▶ _Instructions to follow_
Leave out the pictures and repeat everything else in the records exactly.
[START Given records]
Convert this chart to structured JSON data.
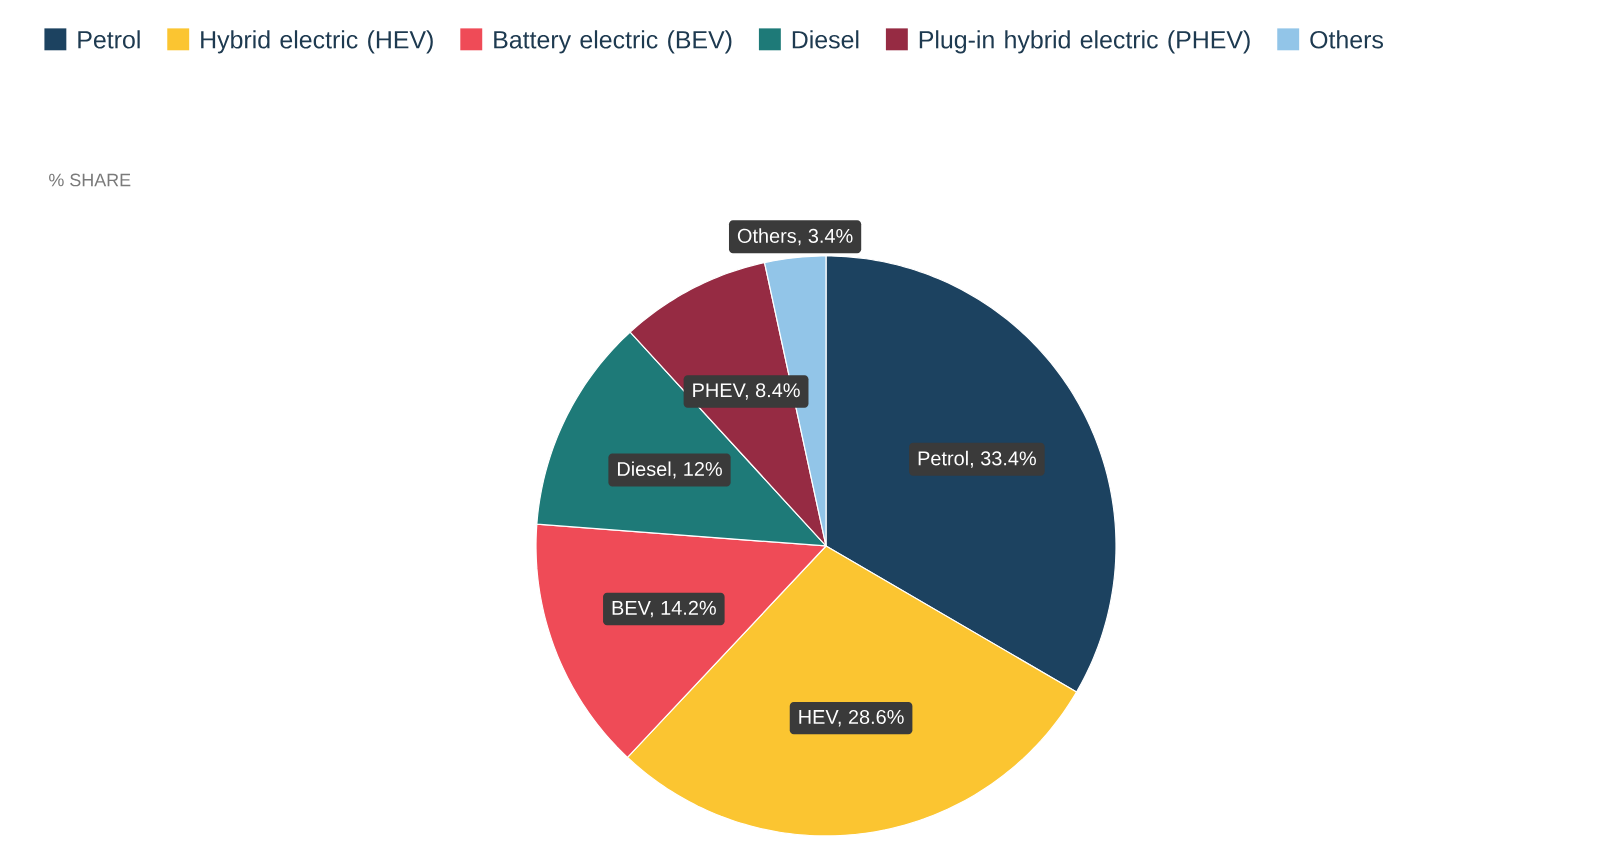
{
  "chart_data": {
    "type": "pie",
    "subtitle": "% SHARE",
    "categories": [
      "Petrol",
      "Hybrid electric (HEV)",
      "Battery electric (BEV)",
      "Diesel",
      "Plug-in hybrid electric (PHEV)",
      "Others"
    ],
    "values": [
      33.4,
      28.6,
      14.2,
      12,
      8.4,
      3.4
    ],
    "colors": [
      "#1c4260",
      "#fbc531",
      "#ef4b57",
      "#1e7a78",
      "#962b43",
      "#92c5e8"
    ],
    "value_labels": [
      "Petrol, 33.4%",
      "HEV, 28.6%",
      "BEV, 14.2%",
      "Diesel, 12%",
      "PHEV, 8.4%",
      "Others, 3.4%"
    ],
    "legend": "top left"
  }
}
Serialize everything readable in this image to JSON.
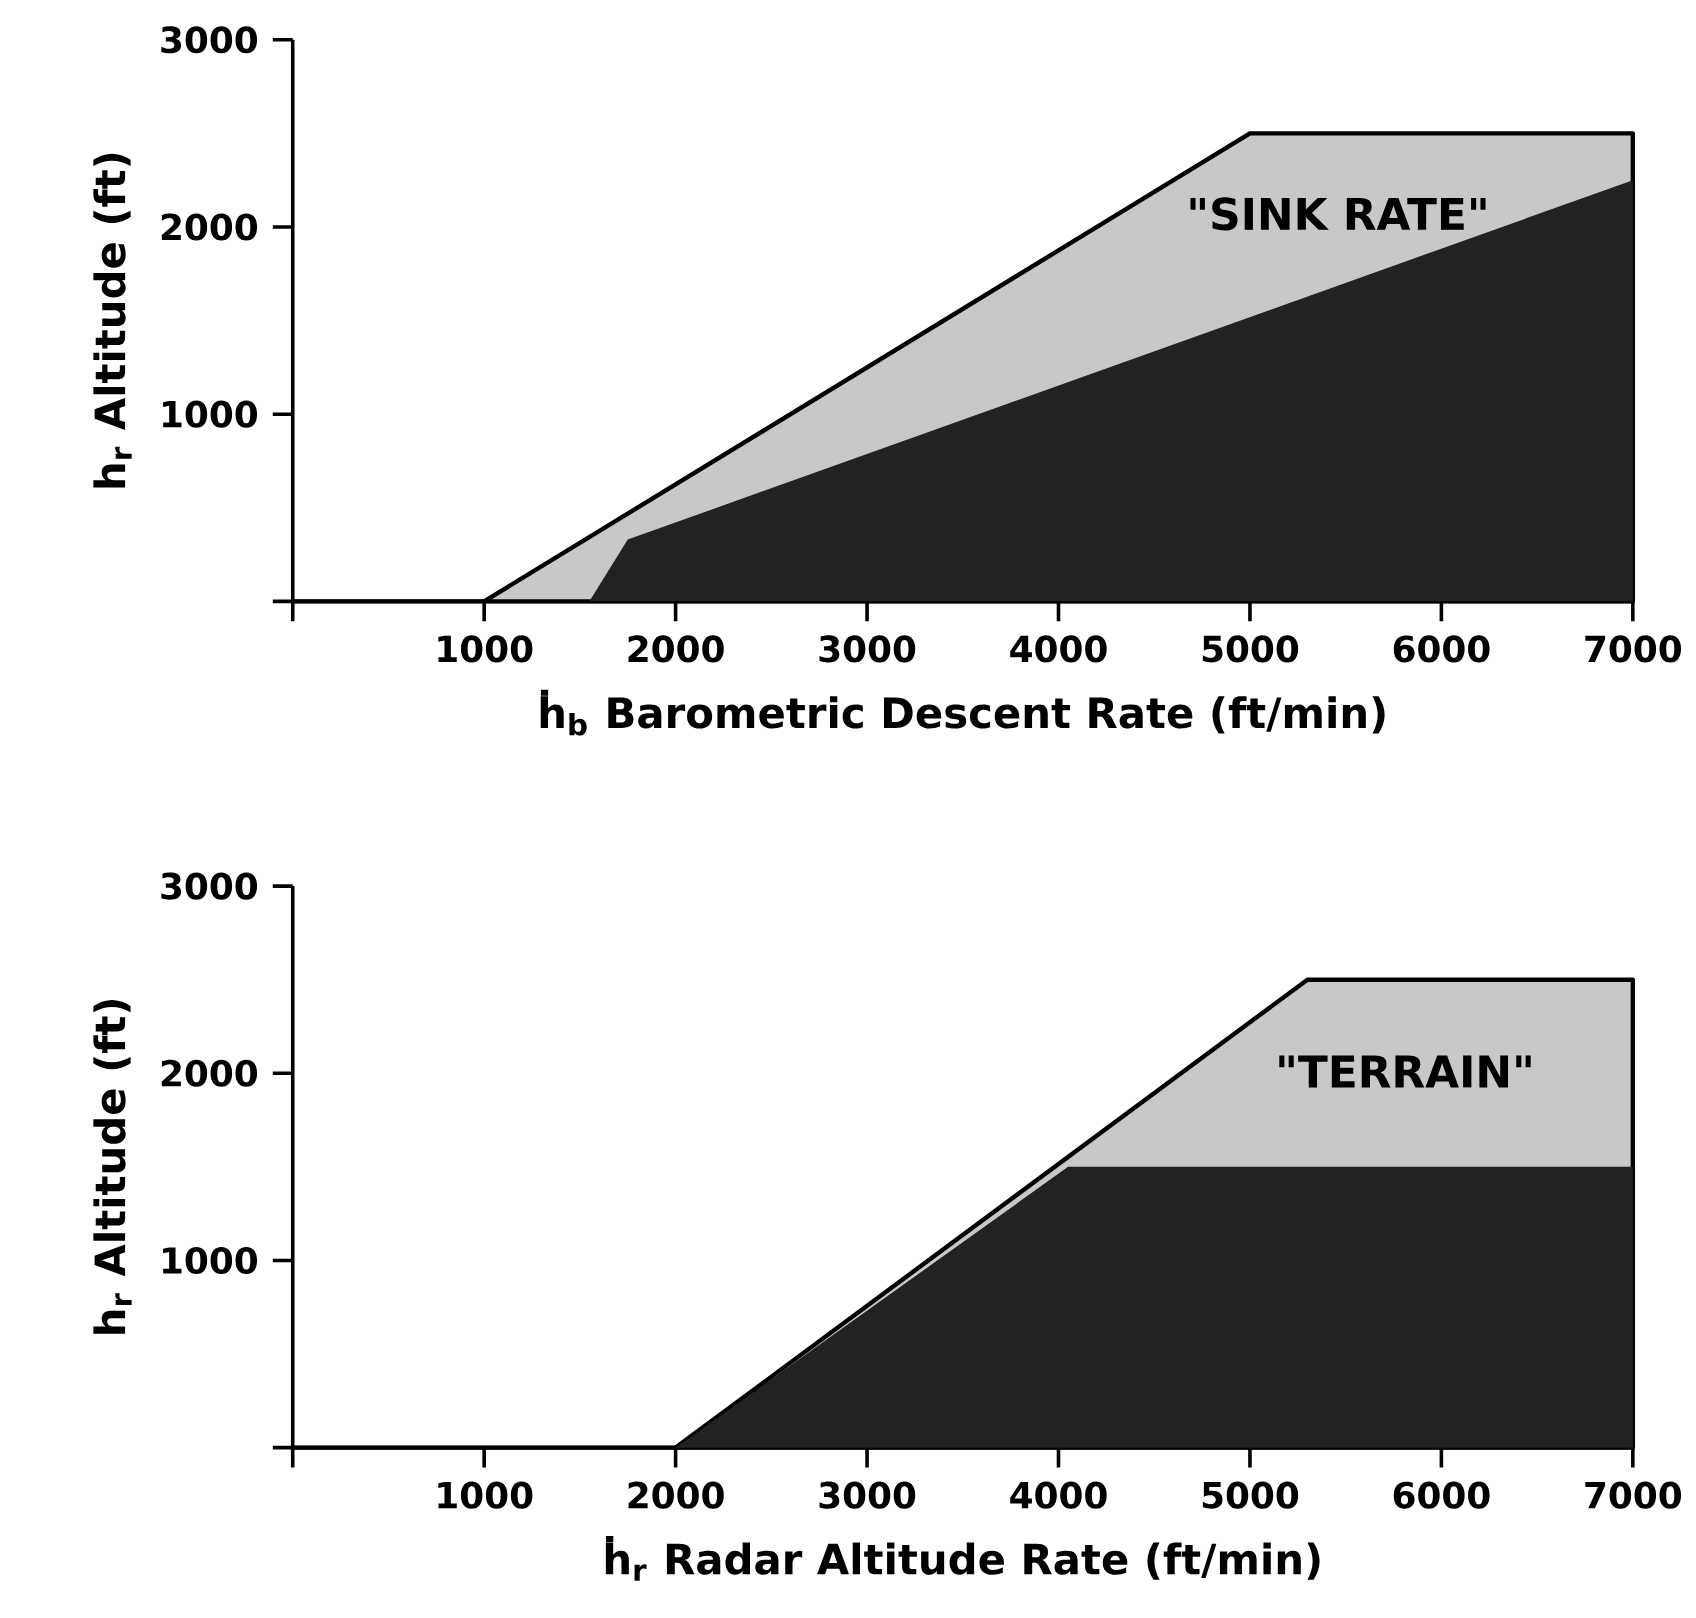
{
  "chart_data": [
    {
      "type": "area",
      "xlabel": "ḣ$_{b}$ Barometric Descent Rate (ft/min)",
      "ylabel": "h$_{r}$ Altitude (ft)",
      "xlim": [
        0,
        7000
      ],
      "ylim": [
        0,
        3000
      ],
      "xticks": [
        {
          "value": 0,
          "label": null
        },
        1000,
        2000,
        3000,
        4000,
        5000,
        6000,
        7000
      ],
      "yticks": [
        {
          "value": 0,
          "label": null
        },
        1000,
        2000,
        3000
      ],
      "series": [
        {
          "color": "#c8c8c8",
          "x": [
            0,
            1000,
            5000,
            7000
          ],
          "values": [
            0,
            0,
            2500,
            2500
          ]
        },
        {
          "color": "#222222",
          "x": [
            1550,
            1750,
            7000
          ],
          "values": [
            0,
            330,
            2250
          ]
        }
      ],
      "annotations": [
        "\"SINK RATE\""
      ]
    },
    {
      "type": "area",
      "xlabel": "ḣ$_{r}$ Radar Altitude Rate (ft/min)",
      "ylabel": "h$_{r}$ Altitude (ft)",
      "xlim": [
        0,
        7000
      ],
      "ylim": [
        0,
        3000
      ],
      "xticks": [
        {
          "value": 0,
          "label": null
        },
        1000,
        2000,
        3000,
        4000,
        5000,
        6000,
        7000
      ],
      "yticks": [
        {
          "value": 0,
          "label": null
        },
        1000,
        2000,
        3000
      ],
      "series": [
        {
          "color": "#c8c8c8",
          "x": [
            0,
            2000,
            5300,
            7000
          ],
          "values": [
            0,
            0,
            2500,
            2500
          ]
        },
        {
          "color": "#222222",
          "x": [
            2000,
            4050,
            7000
          ],
          "values": [
            0,
            1500,
            1500
          ]
        }
      ],
      "annotations": [
        "\"TERRAIN\""
      ]
    }
  ]
}
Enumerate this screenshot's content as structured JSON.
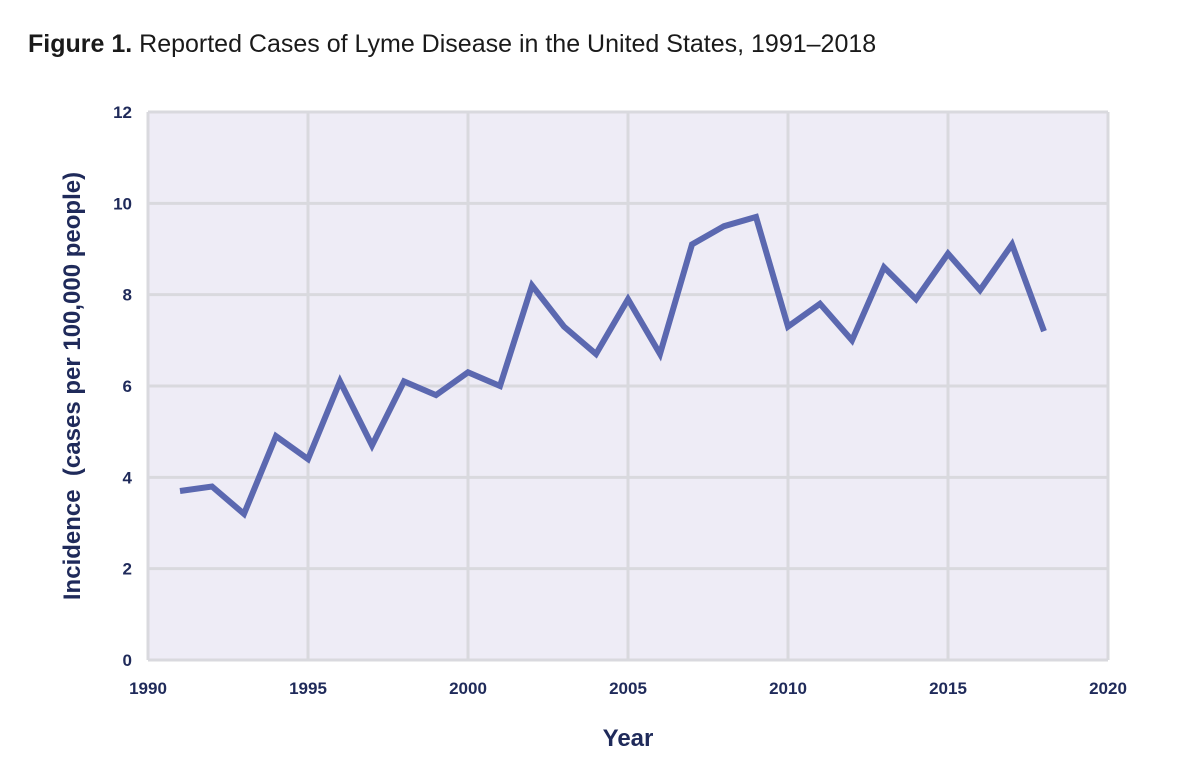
{
  "figure": {
    "label": "Figure 1.",
    "caption": "Reported Cases of Lyme Disease in the United States, 1991–2018"
  },
  "chart_data": {
    "type": "line",
    "title": "Figure 1. Reported Cases of Lyme Disease in the United States, 1991–2018",
    "xlabel": "Year",
    "ylabel": "Incidence  (cases per 100,000 people)",
    "xlim": [
      1990,
      2020
    ],
    "ylim": [
      0,
      12
    ],
    "xticks": [
      1990,
      1995,
      2000,
      2005,
      2010,
      2015,
      2020
    ],
    "yticks": [
      0,
      2,
      4,
      6,
      8,
      10,
      12
    ],
    "grid": true,
    "legend": "none",
    "colors": {
      "line": "#5b68b0",
      "plot_background": "#eeecf6",
      "grid": "#d9d9de",
      "text": "#1f2a5a"
    },
    "series": [
      {
        "name": "Incidence",
        "x": [
          1991,
          1992,
          1993,
          1994,
          1995,
          1996,
          1997,
          1998,
          1999,
          2000,
          2001,
          2002,
          2003,
          2004,
          2005,
          2006,
          2007,
          2008,
          2009,
          2010,
          2011,
          2012,
          2013,
          2014,
          2015,
          2016,
          2017,
          2018
        ],
        "values": [
          3.7,
          3.8,
          3.2,
          4.9,
          4.4,
          6.1,
          4.7,
          6.1,
          5.8,
          6.3,
          6.0,
          8.2,
          7.3,
          6.7,
          7.9,
          6.7,
          9.1,
          9.5,
          9.7,
          7.3,
          7.8,
          7.0,
          8.6,
          7.9,
          8.9,
          8.1,
          9.1,
          7.2
        ]
      }
    ]
  }
}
[END Given records]
▶ _Solution to the exercise_
Convert this chart to structured JSON data.
{
  "chart_data": {
    "type": "pie",
    "subtitle": "% SHARE",
    "categories": [
      "Petrol",
      "Hybrid electric (HEV)",
      "Battery electric (BEV)",
      "Diesel",
      "Plug-in hybrid electric (PHEV)",
      "Others"
    ],
    "values": [
      33.4,
      28.6,
      14.2,
      12,
      8.4,
      3.4
    ],
    "colors": [
      "#1c4260",
      "#fbc531",
      "#ef4b57",
      "#1e7a78",
      "#962b43",
      "#92c5e8"
    ],
    "value_labels": [
      "Petrol, 33.4%",
      "HEV, 28.6%",
      "BEV, 14.2%",
      "Diesel, 12%",
      "PHEV, 8.4%",
      "Others, 3.4%"
    ],
    "legend": "top left"
  }
}
Serialize everything readable in this image to JSON.
{
  "chart_data": [
    {
      "type": "area",
      "xlabel": "ḣ$_{b}$ Barometric Descent Rate (ft/min)",
      "ylabel": "h$_{r}$ Altitude (ft)",
      "xlim": [
        0,
        7000
      ],
      "ylim": [
        0,
        3000
      ],
      "xticks": [
        {
          "value": 0,
          "label": null
        },
        1000,
        2000,
        3000,
        4000,
        5000,
        6000,
        7000
      ],
      "yticks": [
        {
          "value": 0,
          "label": null
        },
        1000,
        2000,
        3000
      ],
      "series": [
        {
          "color": "#c8c8c8",
          "x": [
            0,
            1000,
            5000,
            7000
          ],
          "values": [
            0,
            0,
            2500,
            2500
          ]
        },
        {
          "color": "#222222",
          "x": [
            1550,
            1750,
            7000
          ],
          "values": [
            0,
            330,
            2250
          ]
        }
      ],
      "annotations": [
        "\"SINK RATE\""
      ]
    },
    {
      "type": "area",
      "xlabel": "ḣ$_{r}$ Radar Altitude Rate (ft/min)",
      "ylabel": "h$_{r}$ Altitude (ft)",
      "xlim": [
        0,
        7000
      ],
      "ylim": [
        0,
        3000
      ],
      "xticks": [
        {
          "value": 0,
          "label": null
        },
        1000,
        2000,
        3000,
        4000,
        5000,
        6000,
        7000
      ],
      "yticks": [
        {
          "value": 0,
          "label": null
        },
        1000,
        2000,
        3000
      ],
      "series": [
        {
          "color": "#c8c8c8",
          "x": [
            0,
            2000,
            5300,
            7000
          ],
          "values": [
            0,
            0,
            2500,
            2500
          ]
        },
        {
          "color": "#222222",
          "x": [
            2000,
            4050,
            7000
          ],
          "values": [
            0,
            1500,
            1500
          ]
        }
      ],
      "annotations": [
        "\"TERRAIN\""
      ]
    }
  ]
}
Enumerate this screenshot's content as structured JSON.
{
  "figure": {
    "label": "Figure 1.",
    "caption": "Reported Cases of Lyme Disease in the United States, 1991–2018"
  },
  "chart_data": {
    "type": "line",
    "title": "Figure 1. Reported Cases of Lyme Disease in the United States, 1991–2018",
    "xlabel": "Year",
    "ylabel": "Incidence  (cases per 100,000 people)",
    "xlim": [
      1990,
      2020
    ],
    "ylim": [
      0,
      12
    ],
    "xticks": [
      1990,
      1995,
      2000,
      2005,
      2010,
      2015,
      2020
    ],
    "yticks": [
      0,
      2,
      4,
      6,
      8,
      10,
      12
    ],
    "grid": true,
    "legend": "none",
    "colors": {
      "line": "#5b68b0",
      "plot_background": "#eeecf6",
      "grid": "#d9d9de",
      "text": "#1f2a5a"
    },
    "series": [
      {
        "name": "Incidence",
        "x": [
          1991,
          1992,
          1993,
          1994,
          1995,
          1996,
          1997,
          1998,
          1999,
          2000,
          2001,
          2002,
          2003,
          2004,
          2005,
          2006,
          2007,
          2008,
          2009,
          2010,
          2011,
          2012,
          2013,
          2014,
          2015,
          2016,
          2017,
          2018
        ],
        "values": [
          3.7,
          3.8,
          3.2,
          4.9,
          4.4,
          6.1,
          4.7,
          6.1,
          5.8,
          6.3,
          6.0,
          8.2,
          7.3,
          6.7,
          7.9,
          6.7,
          9.1,
          9.5,
          9.7,
          7.3,
          7.8,
          7.0,
          8.6,
          7.9,
          8.9,
          8.1,
          9.1,
          7.2
        ]
      }
    ]
  }
}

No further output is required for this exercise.